* GOAL
Transcribe all of the data exactly. Omit the pictures.

* PROVIDED INFORMATION

┌────────

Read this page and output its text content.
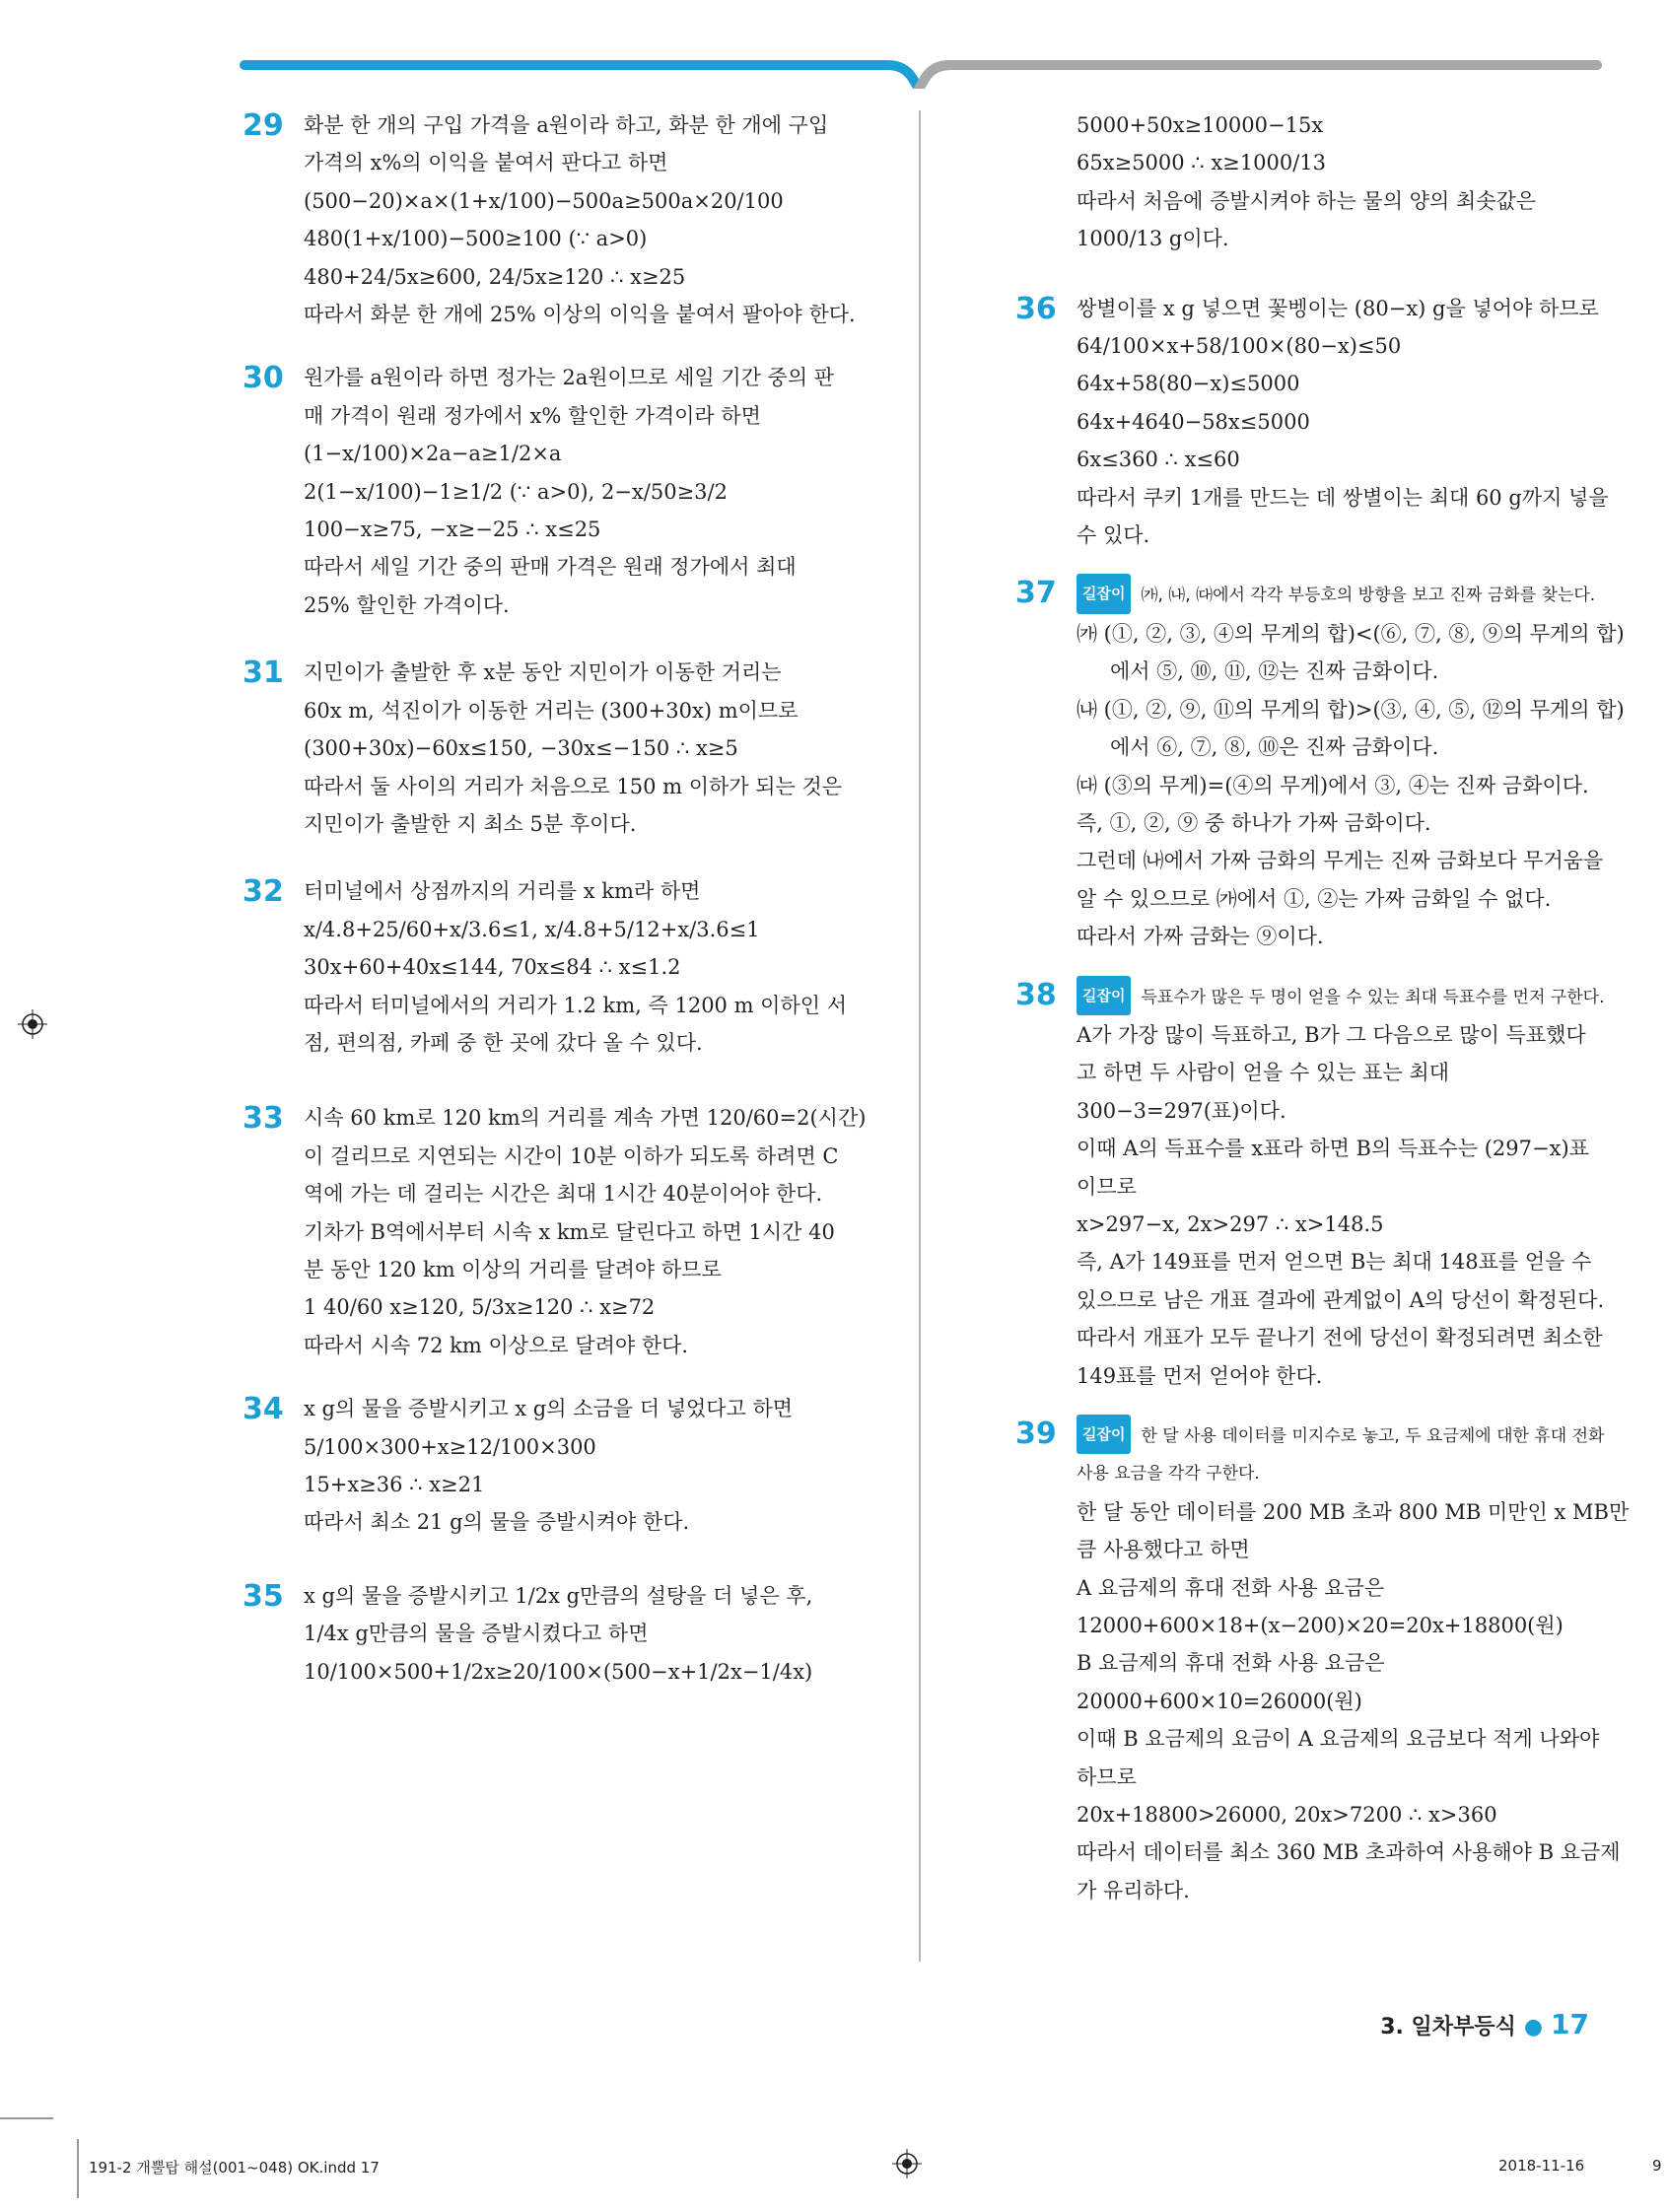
29 화분 한 개의 구입 가격을 a원이라 하고, 화분 한 개에 구입
가격의 x%의 이익을 붙여서 판다고 하면
(500−20)×a×(1+x/100)−500a≥500a×20/100
480(1+x/100)−500≥100 (∵ a>0)
480+24/5x≥600, 24/5x≥120 ∴ x≥25
따라서 화분 한 개에 25% 이상의 이익을 붙여서 팔아야 한다.
30 원가를 a원이라 하면 정가는 2a원이므로 세일 기간 중의 판
매 가격이 원래 정가에서 x% 할인한 가격이라 하면
(1−x/100)×2a−a≥1/2×a
2(1−x/100)−1≥1/2 (∵ a>0), 2−x/50≥3/2
100−x≥75, −x≥−25 ∴ x≤25
따라서 세일 기간 중의 판매 가격은 원래 정가에서 최대
25% 할인한 가격이다.
31 지민이가 출발한 후 x분 동안 지민이가 이동한 거리는
60x m, 석진이가 이동한 거리는 (300+30x) m이므로
(300+30x)−60x≤150, −30x≤−150 ∴ x≥5
따라서 둘 사이의 거리가 처음으로 150 m 이하가 되는 것은
지민이가 출발한 지 최소 5분 후이다.
32 터미널에서 상점까지의 거리를 x km라 하면
x/4.8+25/60+x/3.6≤1, x/4.8+5/12+x/3.6≤1
30x+60+40x≤144, 70x≤84 ∴ x≤1.2
따라서 터미널에서의 거리가 1.2 km, 즉 1200 m 이하인 서
점, 편의점, 카페 중 한 곳에 갔다 올 수 있다.
33 시속 60 km로 120 km의 거리를 계속 가면 120/60=2(시간)
이 걸리므로 지연되는 시간이 10분 이하가 되도록 하려면 C
역에 가는 데 걸리는 시간은 최대 1시간 40분이어야 한다.
기차가 B역에서부터 시속 x km로 달린다고 하면 1시간 40
분 동안 120 km 이상의 거리를 달려야 하므로
1 40/60 x≥120, 5/3x≥120 ∴ x≥72
따라서 시속 72 km 이상으로 달려야 한다.
34 x g의 물을 증발시키고 x g의 소금을 더 넣었다고 하면
5/100×300+x≥12/100×300
15+x≥36 ∴ x≥21
따라서 최소 21 g의 물을 증발시켜야 한다.
35 x g의 물을 증발시키고 1/2x g만큼의 설탕을 더 넣은 후,
1/4x g만큼의 물을 증발시켰다고 하면
10/100×500+1/2x≥20/100×(500−x+1/2x−1/4x)
5000+50x≥10000−15x
65x≥5000 ∴ x≥1000/13
따라서 처음에 증발시켜야 하는 물의 양의 최솟값은
1000/13 g이다.
36 쌍별이를 x g 넣으면 꽃벵이는 (80−x) g을 넣어야 하므로
64/100×x+58/100×(80−x)≤50
64x+58(80−x)≤5000
64x+4640−58x≤5000
6x≤360 ∴ x≤60
따라서 쿠키 1개를 만드는 데 쌍별이는 최대 60 g까지 넣을
수 있다.
37	길잡이 ㈎, ㈏, ㈐에서 각각 부등호의 방향을 보고 진짜 금화를 찾는다.
㈎ (①, ②, ③, ④의 무게의 합)<(⑥, ⑦, ⑧, ⑨의 무게의 합)
에서 ⑤, ⑩, ⑪, ⑫는 진짜 금화이다.
㈏ (①, ②, ⑨, ⑪의 무게의 합)>(③, ④, ⑤, ⑫의 무게의 합)
에서 ⑥, ⑦, ⑧, ⑩은 진짜 금화이다.
㈐ (③의 무게)=(④의 무게)에서 ③, ④는 진짜 금화이다.
즉, ①, ②, ⑨ 중 하나가 가짜 금화이다.
그런데 ㈏에서 가짜 금화의 무게는 진짜 금화보다 무거움을
알 수 있으므로 ㈎에서 ①, ②는 가짜 금화일 수 없다.
따라서 가짜 금화는 ⑨이다.
38	길잡이 득표수가 많은 두 명이 얻을 수 있는 최대 득표수를 먼저 구한다.
A가 가장 많이 득표하고, B가 그 다음으로 많이 득표했다
고 하면 두 사람이 얻을 수 있는 표는 최대
300−3=297(표)이다.
이때 A의 득표수를 x표라 하면 B의 득표수는 (297−x)표
이므로
x>297−x, 2x>297 ∴ x>148.5
즉, A가 149표를 먼저 얻으면 B는 최대 148표를 얻을 수
있으므로 남은 개표 결과에 관계없이 A의 당선이 확정된다.
따라서 개표가 모두 끝나기 전에 당선이 확정되려면 최소한
149표를 먼저 얻어야 한다.
39	길잡이 한 달 사용 데이터를 미지수로 놓고, 두 요금제에 대한 휴대 전화
사용 요금을 각각 구한다.
한 달 동안 데이터를 200 MB 초과 800 MB 미만인 x MB만
큼 사용했다고 하면
A 요금제의 휴대 전화 사용 요금은
12000+600×18+(x−200)×20=20x+18800(원)
B 요금제의 휴대 전화 사용 요금은
20000+600×10=26000(원)
이때 B 요금제의 요금이 A 요금제의 요금보다 적게 나와야
하므로
20x+18800>26000, 20x>7200 ∴ x>360
따라서 데이터를 최소 360 MB 초과하여 사용해야 B 요금제
가 유리하다.
3. 일차부등식 ● 17
191-2 개뿔탑 해설(001~048) OK.indd 17	2018-11-16	9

└────────

* FINAL RESULT
Read this page and output its text content.
29 화분 한 개의 구입 가격을 a원이라 하고, 화분 한 개에 구입
가격의 x%의 이익을 붙여서 판다고 하면
(500−20)×a×(1+x/100)−500a≥500a×20/100
480(1+x/100)−500≥100 (∵ a>0)
480+24/5x≥600, 24/5x≥120 ∴ x≥25
따라서 화분 한 개에 25% 이상의 이익을 붙여서 팔아야 한다.
30 원가를 a원이라 하면 정가는 2a원이므로 세일 기간 중의 판
매 가격이 원래 정가에서 x% 할인한 가격이라 하면
(1−x/100)×2a−a≥1/2×a
2(1−x/100)−1≥1/2 (∵ a>0), 2−x/50≥3/2
100−x≥75, −x≥−25 ∴ x≤25
따라서 세일 기간 중의 판매 가격은 원래 정가에서 최대
25% 할인한 가격이다.
31 지민이가 출발한 후 x분 동안 지민이가 이동한 거리는
60x m, 석진이가 이동한 거리는 (300+30x) m이므로
(300+30x)−60x≤150, −30x≤−150 ∴ x≥5
따라서 둘 사이의 거리가 처음으로 150 m 이하가 되는 것은
지민이가 출발한 지 최소 5분 후이다.
32 터미널에서 상점까지의 거리를 x km라 하면
x/4.8+25/60+x/3.6≤1, x/4.8+5/12+x/3.6≤1
30x+60+40x≤144, 70x≤84 ∴ x≤1.2
따라서 터미널에서의 거리가 1.2 km, 즉 1200 m 이하인 서
점, 편의점, 카페 중 한 곳에 갔다 올 수 있다.
33 시속 60 km로 120 km의 거리를 계속 가면 120/60=2(시간)
이 걸리므로 지연되는 시간이 10분 이하가 되도록 하려면 C
역에 가는 데 걸리는 시간은 최대 1시간 40분이어야 한다.
기차가 B역에서부터 시속 x km로 달린다고 하면 1시간 40
분 동안 120 km 이상의 거리를 달려야 하므로
1 40/60 x≥120, 5/3x≥120 ∴ x≥72
따라서 시속 72 km 이상으로 달려야 한다.
34 x g의 물을 증발시키고 x g의 소금을 더 넣었다고 하면
5/100×300+x≥12/100×300
15+x≥36 ∴ x≥21
따라서 최소 21 g의 물을 증발시켜야 한다.
35 x g의 물을 증발시키고 1/2x g만큼의 설탕을 더 넣은 후,
1/4x g만큼의 물을 증발시켰다고 하면
10/100×500+1/2x≥20/100×(500−x+1/2x−1/4x)
5000+50x≥10000−15x
65x≥5000 ∴ x≥1000/13
따라서 처음에 증발시켜야 하는 물의 양의 최솟값은
1000/13 g이다.
36 쌍별이를 x g 넣으면 꽃벵이는 (80−x) g을 넣어야 하므로
64/100×x+58/100×(80−x)≤50
64x+58(80−x)≤5000
64x+4640−58x≤5000
6x≤360 ∴ x≤60
따라서 쿠키 1개를 만드는 데 쌍별이는 최대 60 g까지 넣을
수 있다.
37	길잡이 ㈎, ㈏, ㈐에서 각각 부등호의 방향을 보고 진짜 금화를 찾는다.
㈎ (①, ②, ③, ④의 무게의 합)<(⑥, ⑦, ⑧, ⑨의 무게의 합)
에서 ⑤, ⑩, ⑪, ⑫는 진짜 금화이다.
㈏ (①, ②, ⑨, ⑪의 무게의 합)>(③, ④, ⑤, ⑫의 무게의 합)
에서 ⑥, ⑦, ⑧, ⑩은 진짜 금화이다.
㈐ (③의 무게)=(④의 무게)에서 ③, ④는 진짜 금화이다.
즉, ①, ②, ⑨ 중 하나가 가짜 금화이다.
그런데 ㈏에서 가짜 금화의 무게는 진짜 금화보다 무거움을
알 수 있으므로 ㈎에서 ①, ②는 가짜 금화일 수 없다.
따라서 가짜 금화는 ⑨이다.
38	길잡이 득표수가 많은 두 명이 얻을 수 있는 최대 득표수를 먼저 구한다.
A가 가장 많이 득표하고, B가 그 다음으로 많이 득표했다
고 하면 두 사람이 얻을 수 있는 표는 최대
300−3=297(표)이다.
이때 A의 득표수를 x표라 하면 B의 득표수는 (297−x)표
이므로
x>297−x, 2x>297 ∴ x>148.5
즉, A가 149표를 먼저 얻으면 B는 최대 148표를 얻을 수
있으므로 남은 개표 결과에 관계없이 A의 당선이 확정된다.
따라서 개표가 모두 끝나기 전에 당선이 확정되려면 최소한
149표를 먼저 얻어야 한다.
39	길잡이 한 달 사용 데이터를 미지수로 놓고, 두 요금제에 대한 휴대 전화
사용 요금을 각각 구한다.
한 달 동안 데이터를 200 MB 초과 800 MB 미만인 x MB만
큼 사용했다고 하면
A 요금제의 휴대 전화 사용 요금은
12000+600×18+(x−200)×20=20x+18800(원)
B 요금제의 휴대 전화 사용 요금은
20000+600×10=26000(원)
이때 B 요금제의 요금이 A 요금제의 요금보다 적게 나와야
하므로
20x+18800>26000, 20x>7200 ∴ x>360
따라서 데이터를 최소 360 MB 초과하여 사용해야 B 요금제
가 유리하다.
3. 일차부등식 ● 17
191-2 개뿔탑 해설(001~048) OK.indd 17	2018-11-16	9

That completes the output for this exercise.